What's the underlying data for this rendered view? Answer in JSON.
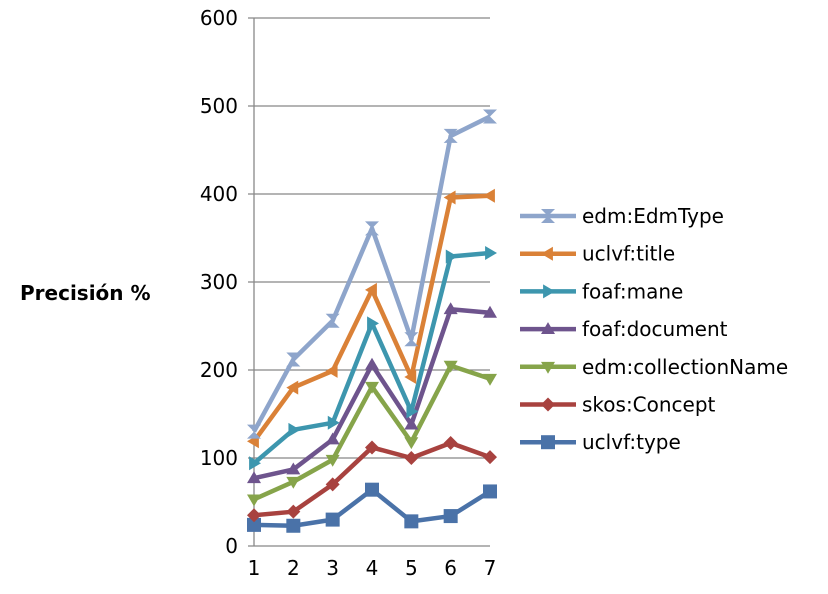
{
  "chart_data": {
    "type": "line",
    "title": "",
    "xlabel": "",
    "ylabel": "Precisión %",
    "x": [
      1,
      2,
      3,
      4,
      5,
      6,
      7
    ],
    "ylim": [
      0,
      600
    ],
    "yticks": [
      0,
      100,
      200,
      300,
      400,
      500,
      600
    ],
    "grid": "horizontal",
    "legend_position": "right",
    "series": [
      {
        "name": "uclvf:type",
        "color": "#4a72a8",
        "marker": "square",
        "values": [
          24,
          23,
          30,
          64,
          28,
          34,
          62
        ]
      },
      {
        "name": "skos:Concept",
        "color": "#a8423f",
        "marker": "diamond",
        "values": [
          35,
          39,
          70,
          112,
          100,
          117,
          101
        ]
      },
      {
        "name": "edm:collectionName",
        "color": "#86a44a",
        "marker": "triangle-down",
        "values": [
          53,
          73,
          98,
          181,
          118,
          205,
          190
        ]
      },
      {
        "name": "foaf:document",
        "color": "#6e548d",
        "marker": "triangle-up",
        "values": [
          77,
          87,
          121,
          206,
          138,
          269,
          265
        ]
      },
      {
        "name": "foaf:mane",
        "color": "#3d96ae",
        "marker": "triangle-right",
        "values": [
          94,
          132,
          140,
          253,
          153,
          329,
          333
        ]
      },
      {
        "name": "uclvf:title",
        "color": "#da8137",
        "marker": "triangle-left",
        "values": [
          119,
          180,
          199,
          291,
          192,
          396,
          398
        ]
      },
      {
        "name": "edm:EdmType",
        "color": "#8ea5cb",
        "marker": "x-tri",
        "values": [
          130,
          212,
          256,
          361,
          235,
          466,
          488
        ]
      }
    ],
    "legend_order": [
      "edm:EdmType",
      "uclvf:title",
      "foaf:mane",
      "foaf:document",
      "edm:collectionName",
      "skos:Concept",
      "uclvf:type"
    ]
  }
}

+--

Exercise
Transcribe the records above exactly as they appear, leaving out any pictures.

Output for this task
What's the underlying data for this rendered view? Answer in JSON.
{
  "chart_data": {
    "type": "line",
    "title": "",
    "xlabel": "",
    "ylabel": "Precisión %",
    "x": [
      1,
      2,
      3,
      4,
      5,
      6,
      7
    ],
    "ylim": [
      0,
      600
    ],
    "yticks": [
      0,
      100,
      200,
      300,
      400,
      500,
      600
    ],
    "grid": "horizontal",
    "legend_position": "right",
    "series": [
      {
        "name": "uclvf:type",
        "color": "#4a72a8",
        "marker": "square",
        "values": [
          24,
          23,
          30,
          64,
          28,
          34,
          62
        ]
      },
      {
        "name": "skos:Concept",
        "color": "#a8423f",
        "marker": "diamond",
        "values": [
          35,
          39,
          70,
          112,
          100,
          117,
          101
        ]
      },
      {
        "name": "edm:collectionName",
        "color": "#86a44a",
        "marker": "triangle-down",
        "values": [
          53,
          73,
          98,
          181,
          118,
          205,
          190
        ]
      },
      {
        "name": "foaf:document",
        "color": "#6e548d",
        "marker": "triangle-up",
        "values": [
          77,
          87,
          121,
          206,
          138,
          269,
          265
        ]
      },
      {
        "name": "foaf:mane",
        "color": "#3d96ae",
        "marker": "triangle-right",
        "values": [
          94,
          132,
          140,
          253,
          153,
          329,
          333
        ]
      },
      {
        "name": "uclvf:title",
        "color": "#da8137",
        "marker": "triangle-left",
        "values": [
          119,
          180,
          199,
          291,
          192,
          396,
          398
        ]
      },
      {
        "name": "edm:EdmType",
        "color": "#8ea5cb",
        "marker": "x-tri",
        "values": [
          130,
          212,
          256,
          361,
          235,
          466,
          488
        ]
      }
    ],
    "legend_order": [
      "edm:EdmType",
      "uclvf:title",
      "foaf:mane",
      "foaf:document",
      "edm:collectionName",
      "skos:Concept",
      "uclvf:type"
    ]
  }
}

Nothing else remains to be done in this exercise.